WHAT IS NEEDED
Format the stretch of the listing below, from the line containing "day-number: 5 (130, 172, 227, 187)" through the line containing "week-row-0: 1 Sunrise: 6:20", as a Markdown table with a numbered Row column and a Line column holding each line's text. Omit blank lines.

▼▼▼

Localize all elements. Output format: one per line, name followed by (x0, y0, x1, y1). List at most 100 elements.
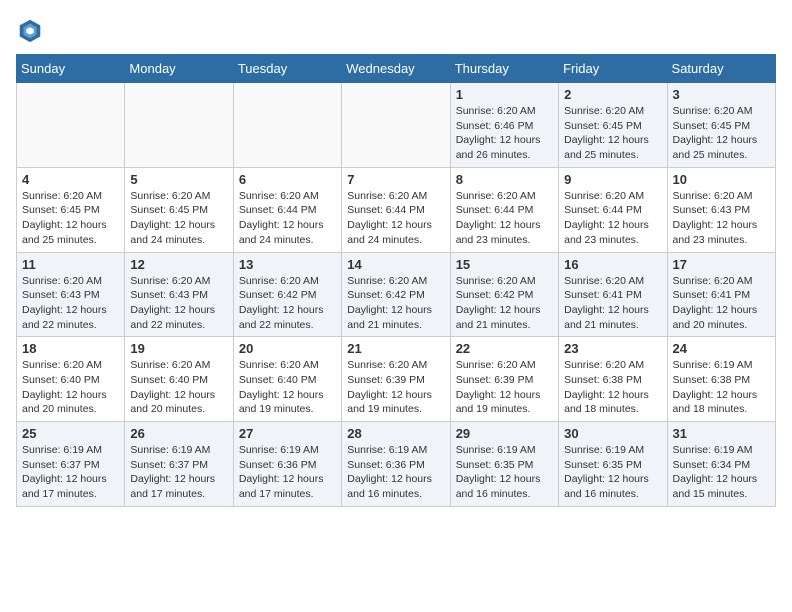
day-number: 5 (130, 172, 227, 187)
logo (16, 16, 48, 44)
day-info: Sunrise: 6:20 AM Sunset: 6:40 PM Dayligh… (239, 358, 336, 417)
calendar-cell: 23 Sunrise: 6:20 AM Sunset: 6:38 PM Dayli… (559, 337, 667, 422)
calendar-cell: 5 Sunrise: 6:20 AM Sunset: 6:45 PM Daylig… (125, 167, 233, 252)
page-header (16, 16, 776, 44)
calendar-cell: 22 Sunrise: 6:20 AM Sunset: 6:39 PM Dayli… (450, 337, 558, 422)
day-info: Sunrise: 6:20 AM Sunset: 6:40 PM Dayligh… (22, 358, 119, 417)
day-info: Sunrise: 6:20 AM Sunset: 6:41 PM Dayligh… (564, 274, 661, 333)
day-number: 27 (239, 426, 336, 441)
calendar-cell: 8 Sunrise: 6:20 AM Sunset: 6:44 PM Daylig… (450, 167, 558, 252)
day-number: 14 (347, 257, 444, 272)
day-header-friday: Friday (559, 55, 667, 83)
day-number: 25 (22, 426, 119, 441)
day-number: 9 (564, 172, 661, 187)
week-row-1: 4 Sunrise: 6:20 AM Sunset: 6:45 PM Daylig… (17, 167, 776, 252)
week-row-0: 1 Sunrise: 6:20 AM Sunset: 6:46 PM Daylig… (17, 83, 776, 168)
day-info: Sunrise: 6:20 AM Sunset: 6:45 PM Dayligh… (673, 104, 770, 163)
day-number: 30 (564, 426, 661, 441)
day-info: Sunrise: 6:20 AM Sunset: 6:40 PM Dayligh… (130, 358, 227, 417)
calendar-cell: 7 Sunrise: 6:20 AM Sunset: 6:44 PM Daylig… (342, 167, 450, 252)
calendar-cell: 29 Sunrise: 6:19 AM Sunset: 6:35 PM Dayli… (450, 422, 558, 507)
day-header-thursday: Thursday (450, 55, 558, 83)
day-info: Sunrise: 6:20 AM Sunset: 6:45 PM Dayligh… (22, 189, 119, 248)
day-info: Sunrise: 6:20 AM Sunset: 6:39 PM Dayligh… (347, 358, 444, 417)
day-info: Sunrise: 6:20 AM Sunset: 6:45 PM Dayligh… (130, 189, 227, 248)
day-header-monday: Monday (125, 55, 233, 83)
logo-icon (16, 16, 44, 44)
day-number: 20 (239, 341, 336, 356)
day-info: Sunrise: 6:20 AM Sunset: 6:43 PM Dayligh… (130, 274, 227, 333)
day-info: Sunrise: 6:20 AM Sunset: 6:42 PM Dayligh… (456, 274, 553, 333)
calendar-cell: 20 Sunrise: 6:20 AM Sunset: 6:40 PM Dayli… (233, 337, 341, 422)
day-number: 15 (456, 257, 553, 272)
calendar-cell (125, 83, 233, 168)
week-row-4: 25 Sunrise: 6:19 AM Sunset: 6:37 PM Dayli… (17, 422, 776, 507)
calendar-cell: 15 Sunrise: 6:20 AM Sunset: 6:42 PM Dayli… (450, 252, 558, 337)
day-number: 7 (347, 172, 444, 187)
day-info: Sunrise: 6:19 AM Sunset: 6:36 PM Dayligh… (347, 443, 444, 502)
calendar-cell: 9Sunrise: 6:20 AM Sunset: 6:44 PM Daylig… (559, 167, 667, 252)
day-info: Sunrise: 6:20 AM Sunset: 6:39 PM Dayligh… (456, 358, 553, 417)
day-number: 13 (239, 257, 336, 272)
week-row-3: 18 Sunrise: 6:20 AM Sunset: 6:40 PM Dayli… (17, 337, 776, 422)
day-number: 26 (130, 426, 227, 441)
calendar-cell: 1 Sunrise: 6:20 AM Sunset: 6:46 PM Daylig… (450, 83, 558, 168)
day-info: Sunrise: 6:20 AM Sunset: 6:42 PM Dayligh… (347, 274, 444, 333)
day-info: Sunrise: 6:20 AM Sunset: 6:44 PM Dayligh… (239, 189, 336, 248)
calendar-table: SundayMondayTuesdayWednesdayThursdayFrid… (16, 54, 776, 507)
day-info: Sunrise: 6:20 AM Sunset: 6:43 PM Dayligh… (22, 274, 119, 333)
calendar-cell: 17Sunrise: 6:20 AM Sunset: 6:41 PM Dayli… (667, 252, 775, 337)
day-number: 23 (564, 341, 661, 356)
day-info: Sunrise: 6:19 AM Sunset: 6:35 PM Dayligh… (564, 443, 661, 502)
day-info: Sunrise: 6:20 AM Sunset: 6:44 PM Dayligh… (347, 189, 444, 248)
day-number: 4 (22, 172, 119, 187)
calendar-cell: 27 Sunrise: 6:19 AM Sunset: 6:36 PM Dayli… (233, 422, 341, 507)
day-number: 1 (456, 87, 553, 102)
calendar-cell: 26 Sunrise: 6:19 AM Sunset: 6:37 PM Dayli… (125, 422, 233, 507)
calendar-cell: 11 Sunrise: 6:20 AM Sunset: 6:43 PM Dayli… (17, 252, 125, 337)
day-info: Sunrise: 6:19 AM Sunset: 6:36 PM Dayligh… (239, 443, 336, 502)
calendar-cell: 12 Sunrise: 6:20 AM Sunset: 6:43 PM Dayli… (125, 252, 233, 337)
day-header-sunday: Sunday (17, 55, 125, 83)
day-info: Sunrise: 6:19 AM Sunset: 6:37 PM Dayligh… (130, 443, 227, 502)
day-number: 2 (564, 87, 661, 102)
day-number: 31 (673, 426, 770, 441)
day-header-tuesday: Tuesday (233, 55, 341, 83)
day-info: Sunrise: 6:20 AM Sunset: 6:45 PM Dayligh… (564, 104, 661, 163)
day-info: Sunrise: 6:19 AM Sunset: 6:35 PM Dayligh… (456, 443, 553, 502)
day-number: 11 (22, 257, 119, 272)
header-row: SundayMondayTuesdayWednesdayThursdayFrid… (17, 55, 776, 83)
day-info: Sunrise: 6:19 AM Sunset: 6:37 PM Dayligh… (22, 443, 119, 502)
calendar-cell: 2 Sunrise: 6:20 AM Sunset: 6:45 PM Daylig… (559, 83, 667, 168)
day-info: Sunrise: 6:20 AM Sunset: 6:44 PM Dayligh… (456, 189, 553, 248)
day-info: Sunrise: 6:20 AM Sunset: 6:38 PM Dayligh… (564, 358, 661, 417)
calendar-cell: 6 Sunrise: 6:20 AM Sunset: 6:44 PM Daylig… (233, 167, 341, 252)
week-row-2: 11 Sunrise: 6:20 AM Sunset: 6:43 PM Dayli… (17, 252, 776, 337)
day-number: 24 (673, 341, 770, 356)
day-number: 21 (347, 341, 444, 356)
calendar-cell: 18 Sunrise: 6:20 AM Sunset: 6:40 PM Dayli… (17, 337, 125, 422)
day-info: Sunrise: 6:20 AM Sunset: 6:43 PM Dayligh… (673, 189, 770, 248)
calendar-cell: 10Sunrise: 6:20 AM Sunset: 6:43 PM Dayli… (667, 167, 775, 252)
day-number: 12 (130, 257, 227, 272)
day-number: 16 (564, 257, 661, 272)
day-info: Sunrise: 6:19 AM Sunset: 6:34 PM Dayligh… (673, 443, 770, 502)
day-header-wednesday: Wednesday (342, 55, 450, 83)
day-number: 29 (456, 426, 553, 441)
calendar-cell: 21 Sunrise: 6:20 AM Sunset: 6:39 PM Dayli… (342, 337, 450, 422)
day-header-saturday: Saturday (667, 55, 775, 83)
calendar-cell: 19Sunrise: 6:20 AM Sunset: 6:40 PM Dayli… (125, 337, 233, 422)
calendar-cell (17, 83, 125, 168)
day-number: 18 (22, 341, 119, 356)
day-number: 3 (673, 87, 770, 102)
day-number: 22 (456, 341, 553, 356)
day-number: 28 (347, 426, 444, 441)
day-number: 8 (456, 172, 553, 187)
calendar-cell: 25 Sunrise: 6:19 AM Sunset: 6:37 PM Dayli… (17, 422, 125, 507)
day-info: Sunrise: 6:20 AM Sunset: 6:46 PM Dayligh… (456, 104, 553, 163)
day-number: 6 (239, 172, 336, 187)
day-number: 17 (673, 257, 770, 272)
calendar-body: 1 Sunrise: 6:20 AM Sunset: 6:46 PM Daylig… (17, 83, 776, 507)
day-info: Sunrise: 6:20 AM Sunset: 6:42 PM Dayligh… (239, 274, 336, 333)
calendar-cell (342, 83, 450, 168)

▲▲▲

ANSWER TO THIS PROBLEM
| Row | Line |
|---|---|
| 1 | day-number: 5 (130, 172, 227, 187) |
| 2 | logo (16, 16, 48, 44) |
| 3 | day-info: Sunrise: 6:20 AM Sunset: 6:40 PM Dayligh… (239, 358, 336, 417) |
| 4 | calendar-cell: 23 Sunrise: 6:20 AM Sunset: 6:38 PM Dayli… (559, 337, 667, 422) |
| 5 | calendar-cell: 5 Sunrise: 6:20 AM Sunset: 6:45 PM Daylig… (125, 167, 233, 252) |
| 6 | page-header (16, 16, 776, 44) |
| 7 | calendar-cell: 22 Sunrise: 6:20 AM Sunset: 6:39 PM Dayli… (450, 337, 558, 422) |
| 8 | day-info: Sunrise: 6:20 AM Sunset: 6:40 PM Dayligh… (22, 358, 119, 417) |
| 9 | day-info: Sunrise: 6:20 AM Sunset: 6:41 PM Dayligh… (564, 274, 661, 333) |
| 10 | day-number: 27 (239, 426, 336, 441) |
| 11 | calendar-cell: 8 Sunrise: 6:20 AM Sunset: 6:44 PM Daylig… (450, 167, 558, 252) |
| 12 | day-number: 14 (347, 257, 444, 272) |
| 13 | day-header-friday: Friday (559, 55, 667, 83) |
| 14 | day-number: 25 (22, 426, 119, 441) |
| 15 | day-number: 9 (564, 172, 661, 187) |
| 16 | week-row-1: 4 Sunrise: 6:20 AM Sunset: 6:45 PM Daylig… (17, 167, 776, 252) |
| 17 | week-row-0: 1 Sunrise: 6:20 AM Sunset: 6:46 PM Daylig… (17, 83, 776, 168) |